-- Description of the task --
Quote the listing below in its entirety, omitting every image.

++++ Source data

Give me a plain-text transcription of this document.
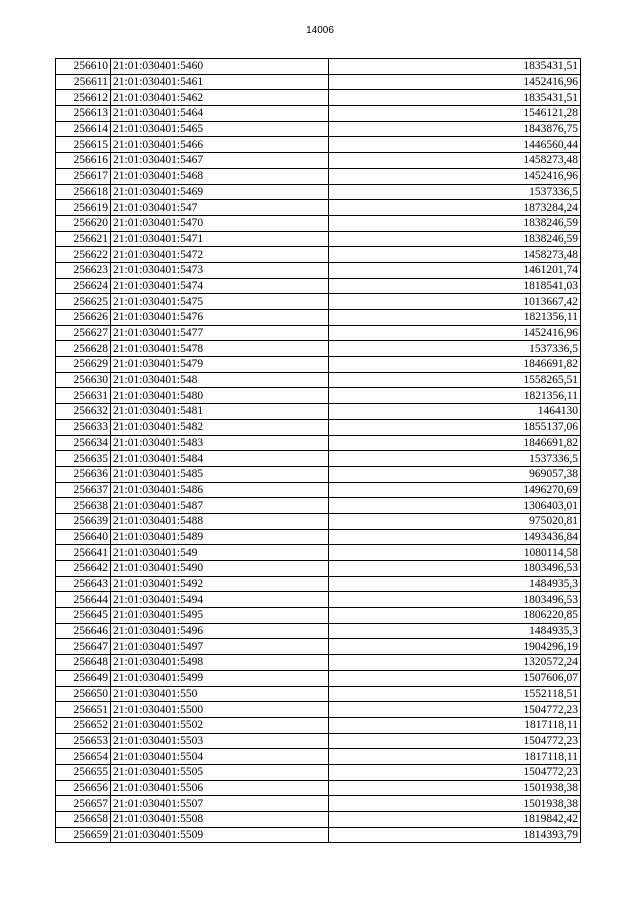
14006
256610	21:01:030401:5460	1835431,51
256611	21:01:030401:5461	1452416,96
256612	21:01:030401:5462	1835431,51
256613	21:01:030401:5464	1546121,28
256614	21:01:030401:5465	1843876,75
256615	21:01:030401:5466	1446560,44
256616	21:01:030401:5467	1458273,48
256617	21:01:030401:5468	1452416,96
256618	21:01:030401:5469	1537336,5
256619	21:01:030401:547	1873284,24
256620	21:01:030401:5470	1838246,59
256621	21:01:030401:5471	1838246,59
256622	21:01:030401:5472	1458273,48
256623	21:01:030401:5473	1461201,74
256624	21:01:030401:5474	1818541,03
256625	21:01:030401:5475	1013667,42
256626	21:01:030401:5476	1821356,11
256627	21:01:030401:5477	1452416,96
256628	21:01:030401:5478	1537336,5
256629	21:01:030401:5479	1846691,82
256630	21:01:030401:548	1558265,51
256631	21:01:030401:5480	1821356,11
256632	21:01:030401:5481	1464130
256633	21:01:030401:5482	1855137,06
256634	21:01:030401:5483	1846691,82
256635	21:01:030401:5484	1537336,5
256636	21:01:030401:5485	969057,38
256637	21:01:030401:5486	1496270,69
256638	21:01:030401:5487	1306403,01
256639	21:01:030401:5488	975020,81
256640	21:01:030401:5489	1493436,84
256641	21:01:030401:549	1080114,58
256642	21:01:030401:5490	1803496,53
256643	21:01:030401:5492	1484935,3
256644	21:01:030401:5494	1803496,53
256645	21:01:030401:5495	1806220,85
256646	21:01:030401:5496	1484935,3
256647	21:01:030401:5497	1904296,19
256648	21:01:030401:5498	1320572,24
256649	21:01:030401:5499	1507606,07
256650	21:01:030401:550	1552118,51
256651	21:01:030401:5500	1504772,23
256652	21:01:030401:5502	1817118,11
256653	21:01:030401:5503	1504772,23
256654	21:01:030401:5504	1817118,11
256655	21:01:030401:5505	1504772,23
256656	21:01:030401:5506	1501938,38
256657	21:01:030401:5507	1501938,38
256658	21:01:030401:5508	1819842,42
256659	21:01:030401:5509	1814393,79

++++++++

-- Task answer --
Give me a plain-text transcription of this document.
14006
256610	21:01:030401:5460	1835431,51
256611	21:01:030401:5461	1452416,96
256612	21:01:030401:5462	1835431,51
256613	21:01:030401:5464	1546121,28
256614	21:01:030401:5465	1843876,75
256615	21:01:030401:5466	1446560,44
256616	21:01:030401:5467	1458273,48
256617	21:01:030401:5468	1452416,96
256618	21:01:030401:5469	1537336,5
256619	21:01:030401:547	1873284,24
256620	21:01:030401:5470	1838246,59
256621	21:01:030401:5471	1838246,59
256622	21:01:030401:5472	1458273,48
256623	21:01:030401:5473	1461201,74
256624	21:01:030401:5474	1818541,03
256625	21:01:030401:5475	1013667,42
256626	21:01:030401:5476	1821356,11
256627	21:01:030401:5477	1452416,96
256628	21:01:030401:5478	1537336,5
256629	21:01:030401:5479	1846691,82
256630	21:01:030401:548	1558265,51
256631	21:01:030401:5480	1821356,11
256632	21:01:030401:5481	1464130
256633	21:01:030401:5482	1855137,06
256634	21:01:030401:5483	1846691,82
256635	21:01:030401:5484	1537336,5
256636	21:01:030401:5485	969057,38
256637	21:01:030401:5486	1496270,69
256638	21:01:030401:5487	1306403,01
256639	21:01:030401:5488	975020,81
256640	21:01:030401:5489	1493436,84
256641	21:01:030401:549	1080114,58
256642	21:01:030401:5490	1803496,53
256643	21:01:030401:5492	1484935,3
256644	21:01:030401:5494	1803496,53
256645	21:01:030401:5495	1806220,85
256646	21:01:030401:5496	1484935,3
256647	21:01:030401:5497	1904296,19
256648	21:01:030401:5498	1320572,24
256649	21:01:030401:5499	1507606,07
256650	21:01:030401:550	1552118,51
256651	21:01:030401:5500	1504772,23
256652	21:01:030401:5502	1817118,11
256653	21:01:030401:5503	1504772,23
256654	21:01:030401:5504	1817118,11
256655	21:01:030401:5505	1504772,23
256656	21:01:030401:5506	1501938,38
256657	21:01:030401:5507	1501938,38
256658	21:01:030401:5508	1819842,42
256659	21:01:030401:5509	1814393,79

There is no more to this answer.